--- SELECTED PASSAGE ---

Soon after they hatch, chicks start looking for things to peck on the ground. If they don’t see anything else on the ground, they’ll peck their own feet.
DO sprinkle a little starter ration on a paper towel or paper plate to help them find feed. As soon as most chicks are pecking freely, remove the feed-covered paper before it starts to hold moisture that attracts mold. For the remainder of the first week, put the starter in a shallow lid or tray, such as a shoebox lid. When the chicks start scratching out the feed, switch to a regular chick feeder.
DO choose a feeder that works for your space. A good feeder prevents chicks from roosting over or scratching in feed and has a lip to prevent billing out (wasting feed by scratching it out with their beaks). If your space is limited, use a feeder that has a small footprint. One such style is a base, similar to a drinker base, that screws onto a feed-filled quart (1 L) jar, and has little openings through which the chicks can peck. If the brooder is roomy enough, a hanging feeder is ideal because it holds a lot of feed, so chicks are less likely to run out during the day; it minimizes feed wastage because chicks can’t scratch in it and are less likely to bill out feed if the feeder is maintained at the proper height (the same height as the birds’ backs).; and it is easy to raise on the hanger to the proper height as the chicks grow.

---

> **WRITTEN TASK**
Print the chick-feeding passage starting with "Soon after they" and going on through "regular chick feeder.". Rely on the chick-feeding passage alone.

--- INFORMATION PROVIDED ---

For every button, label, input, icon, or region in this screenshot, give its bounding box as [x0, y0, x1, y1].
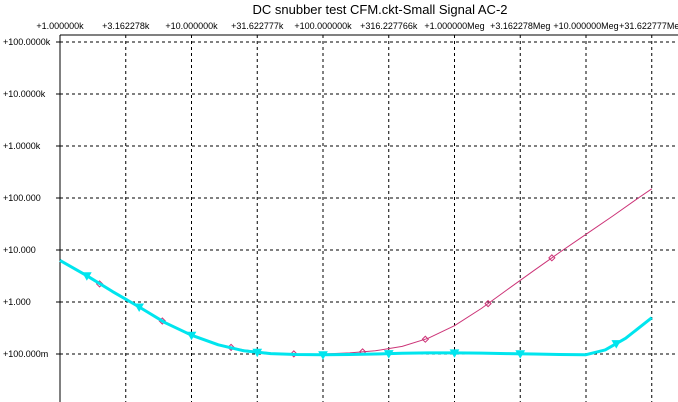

---

> **RESULT**
Soon after they hatch, chicks start looking for things to peck on the ground. If they don’t see anything else on the ground, they’ll peck their own feet.
DO sprinkle a little starter ration on a paper towel or paper plate to help them find feed. As soon as most chicks are pecking freely, remove the feed-covered paper before it starts to hold moisture that attracts mold. For the remainder of the first week, put the starter in a shallow lid or tray, such as a shoebox lid. When the chicks start scratching out the feed, switch to a regular chick feeder.